The response should consist of the records that follow, printed exactly.
--- RECORDS FOR PROCESSING Enclosed Below ---
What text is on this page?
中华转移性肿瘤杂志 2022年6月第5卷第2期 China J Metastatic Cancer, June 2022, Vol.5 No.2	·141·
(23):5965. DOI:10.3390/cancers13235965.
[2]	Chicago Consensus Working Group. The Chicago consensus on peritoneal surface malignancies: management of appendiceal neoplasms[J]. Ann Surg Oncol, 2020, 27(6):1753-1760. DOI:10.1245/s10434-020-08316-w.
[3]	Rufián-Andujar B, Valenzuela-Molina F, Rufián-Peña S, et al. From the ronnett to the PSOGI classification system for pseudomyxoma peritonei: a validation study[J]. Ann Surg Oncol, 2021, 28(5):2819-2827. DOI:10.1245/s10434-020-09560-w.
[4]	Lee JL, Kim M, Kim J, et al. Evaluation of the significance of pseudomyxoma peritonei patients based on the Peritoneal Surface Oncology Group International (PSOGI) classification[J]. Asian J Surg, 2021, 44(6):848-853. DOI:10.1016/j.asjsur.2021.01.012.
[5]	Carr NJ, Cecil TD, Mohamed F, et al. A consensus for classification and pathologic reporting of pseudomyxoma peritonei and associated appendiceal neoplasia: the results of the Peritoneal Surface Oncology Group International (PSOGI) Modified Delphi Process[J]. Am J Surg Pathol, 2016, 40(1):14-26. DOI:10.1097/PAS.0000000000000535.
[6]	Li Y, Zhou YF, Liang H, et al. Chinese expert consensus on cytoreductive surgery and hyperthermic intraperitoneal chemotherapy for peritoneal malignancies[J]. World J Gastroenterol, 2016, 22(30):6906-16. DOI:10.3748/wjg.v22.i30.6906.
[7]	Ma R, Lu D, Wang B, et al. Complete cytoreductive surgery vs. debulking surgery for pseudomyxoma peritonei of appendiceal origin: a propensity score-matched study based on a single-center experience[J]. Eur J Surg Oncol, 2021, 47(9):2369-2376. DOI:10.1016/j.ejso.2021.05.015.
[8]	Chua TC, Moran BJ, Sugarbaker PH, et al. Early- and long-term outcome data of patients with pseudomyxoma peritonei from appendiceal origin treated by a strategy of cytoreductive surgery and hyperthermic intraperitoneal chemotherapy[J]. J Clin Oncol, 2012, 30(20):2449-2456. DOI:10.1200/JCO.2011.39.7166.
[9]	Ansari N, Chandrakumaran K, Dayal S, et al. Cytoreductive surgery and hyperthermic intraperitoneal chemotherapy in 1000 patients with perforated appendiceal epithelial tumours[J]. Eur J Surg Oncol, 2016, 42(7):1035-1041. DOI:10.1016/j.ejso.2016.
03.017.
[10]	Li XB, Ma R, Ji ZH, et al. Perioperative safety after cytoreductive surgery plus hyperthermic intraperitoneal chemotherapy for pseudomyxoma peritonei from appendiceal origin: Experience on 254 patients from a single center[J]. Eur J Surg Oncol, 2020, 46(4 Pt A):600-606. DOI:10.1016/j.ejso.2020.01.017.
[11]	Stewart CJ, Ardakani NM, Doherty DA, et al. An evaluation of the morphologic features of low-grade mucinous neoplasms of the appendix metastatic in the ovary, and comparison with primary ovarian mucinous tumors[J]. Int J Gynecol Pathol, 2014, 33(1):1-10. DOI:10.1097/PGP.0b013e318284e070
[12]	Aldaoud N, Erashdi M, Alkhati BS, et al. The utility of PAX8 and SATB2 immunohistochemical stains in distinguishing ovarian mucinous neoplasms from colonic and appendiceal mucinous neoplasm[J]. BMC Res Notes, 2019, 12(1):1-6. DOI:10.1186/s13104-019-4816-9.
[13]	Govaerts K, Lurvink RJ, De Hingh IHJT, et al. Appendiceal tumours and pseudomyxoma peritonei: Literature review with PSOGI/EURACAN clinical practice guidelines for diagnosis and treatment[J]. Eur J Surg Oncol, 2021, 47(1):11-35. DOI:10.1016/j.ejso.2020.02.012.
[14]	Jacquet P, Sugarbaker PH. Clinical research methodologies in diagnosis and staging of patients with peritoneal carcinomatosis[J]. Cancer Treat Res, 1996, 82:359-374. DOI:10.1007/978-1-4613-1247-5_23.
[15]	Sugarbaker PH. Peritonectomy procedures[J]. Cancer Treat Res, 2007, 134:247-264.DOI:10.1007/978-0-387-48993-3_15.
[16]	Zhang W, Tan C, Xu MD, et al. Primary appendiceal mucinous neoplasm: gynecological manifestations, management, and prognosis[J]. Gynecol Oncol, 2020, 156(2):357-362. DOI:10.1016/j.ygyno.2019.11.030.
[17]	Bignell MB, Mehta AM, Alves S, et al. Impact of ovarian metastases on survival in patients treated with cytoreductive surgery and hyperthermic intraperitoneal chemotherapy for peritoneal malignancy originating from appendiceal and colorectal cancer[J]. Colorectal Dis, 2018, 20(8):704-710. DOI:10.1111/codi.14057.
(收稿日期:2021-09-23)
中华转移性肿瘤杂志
--- End of Enclosed RECORDS FOR PROCESSING ---
SOLUTION:
What text is on this page?
中华转移性肿瘤杂志 2022年6月第5卷第2期 China J Metastatic Cancer, June 2022, Vol.5 No.2	·141·
(23):5965. DOI:10.3390/cancers13235965.
[2]	Chicago Consensus Working Group. The Chicago consensus on peritoneal surface malignancies: management of appendiceal neoplasms[J]. Ann Surg Oncol, 2020, 27(6):1753-1760. DOI:10.1245/s10434-020-08316-w.
[3]	Rufián-Andujar B, Valenzuela-Molina F, Rufián-Peña S, et al. From the ronnett to the PSOGI classification system for pseudomyxoma peritonei: a validation study[J]. Ann Surg Oncol, 2021, 28(5):2819-2827. DOI:10.1245/s10434-020-09560-w.
[4]	Lee JL, Kim M, Kim J, et al. Evaluation of the significance of pseudomyxoma peritonei patients based on the Peritoneal Surface Oncology Group International (PSOGI) classification[J]. Asian J Surg, 2021, 44(6):848-853. DOI:10.1016/j.asjsur.2021.01.012.
[5]	Carr NJ, Cecil TD, Mohamed F, et al. A consensus for classification and pathologic reporting of pseudomyxoma peritonei and associated appendiceal neoplasia: the results of the Peritoneal Surface Oncology Group International (PSOGI) Modified Delphi Process[J]. Am J Surg Pathol, 2016, 40(1):14-26. DOI:10.1097/PAS.0000000000000535.
[6]	Li Y, Zhou YF, Liang H, et al. Chinese expert consensus on cytoreductive surgery and hyperthermic intraperitoneal chemotherapy for peritoneal malignancies[J]. World J Gastroenterol, 2016, 22(30):6906-16. DOI:10.3748/wjg.v22.i30.6906.
[7]	Ma R, Lu D, Wang B, et al. Complete cytoreductive surgery vs. debulking surgery for pseudomyxoma peritonei of appendiceal origin: a propensity score-matched study based on a single-center experience[J]. Eur J Surg Oncol, 2021, 47(9):2369-2376. DOI:10.1016/j.ejso.2021.05.015.
[8]	Chua TC, Moran BJ, Sugarbaker PH, et al. Early- and long-term outcome data of patients with pseudomyxoma peritonei from appendiceal origin treated by a strategy of cytoreductive surgery and hyperthermic intraperitoneal chemotherapy[J]. J Clin Oncol, 2012, 30(20):2449-2456. DOI:10.1200/JCO.2011.39.7166.
[9]	Ansari N, Chandrakumaran K, Dayal S, et al. Cytoreductive surgery and hyperthermic intraperitoneal chemotherapy in 1000 patients with perforated appendiceal epithelial tumours[J]. Eur J Surg Oncol, 2016, 42(7):1035-1041. DOI:10.1016/j.ejso.2016.
03.017.
[10]	Li XB, Ma R, Ji ZH, et al. Perioperative safety after cytoreductive surgery plus hyperthermic intraperitoneal chemotherapy for pseudomyxoma peritonei from appendiceal origin: Experience on 254 patients from a single center[J]. Eur J Surg Oncol, 2020, 46(4 Pt A):600-606. DOI:10.1016/j.ejso.2020.01.017.
[11]	Stewart CJ, Ardakani NM, Doherty DA, et al. An evaluation of the morphologic features of low-grade mucinous neoplasms of the appendix metastatic in the ovary, and comparison with primary ovarian mucinous tumors[J]. Int J Gynecol Pathol, 2014, 33(1):1-10. DOI:10.1097/PGP.0b013e318284e070
[12]	Aldaoud N, Erashdi M, Alkhati BS, et al. The utility of PAX8 and SATB2 immunohistochemical stains in distinguishing ovarian mucinous neoplasms from colonic and appendiceal mucinous neoplasm[J]. BMC Res Notes, 2019, 12(1):1-6. DOI:10.1186/s13104-019-4816-9.
[13]	Govaerts K, Lurvink RJ, De Hingh IHJT, et al. Appendiceal tumours and pseudomyxoma peritonei: Literature review with PSOGI/EURACAN clinical practice guidelines for diagnosis and treatment[J]. Eur J Surg Oncol, 2021, 47(1):11-35. DOI:10.1016/j.ejso.2020.02.012.
[14]	Jacquet P, Sugarbaker PH. Clinical research methodologies in diagnosis and staging of patients with peritoneal carcinomatosis[J]. Cancer Treat Res, 1996, 82:359-374. DOI:10.1007/978-1-4613-1247-5_23.
[15]	Sugarbaker PH. Peritonectomy procedures[J]. Cancer Treat Res, 2007, 134:247-264.DOI:10.1007/978-0-387-48993-3_15.
[16]	Zhang W, Tan C, Xu MD, et al. Primary appendiceal mucinous neoplasm: gynecological manifestations, management, and prognosis[J]. Gynecol Oncol, 2020, 156(2):357-362. DOI:10.1016/j.ygyno.2019.11.030.
[17]	Bignell MB, Mehta AM, Alves S, et al. Impact of ovarian metastases on survival in patients treated with cytoreductive surgery and hyperthermic intraperitoneal chemotherapy for peritoneal malignancy originating from appendiceal and colorectal cancer[J]. Colorectal Dis, 2018, 20(8):704-710. DOI:10.1111/codi.14057.
(收稿日期:2021-09-23)
中华转移性肿瘤杂志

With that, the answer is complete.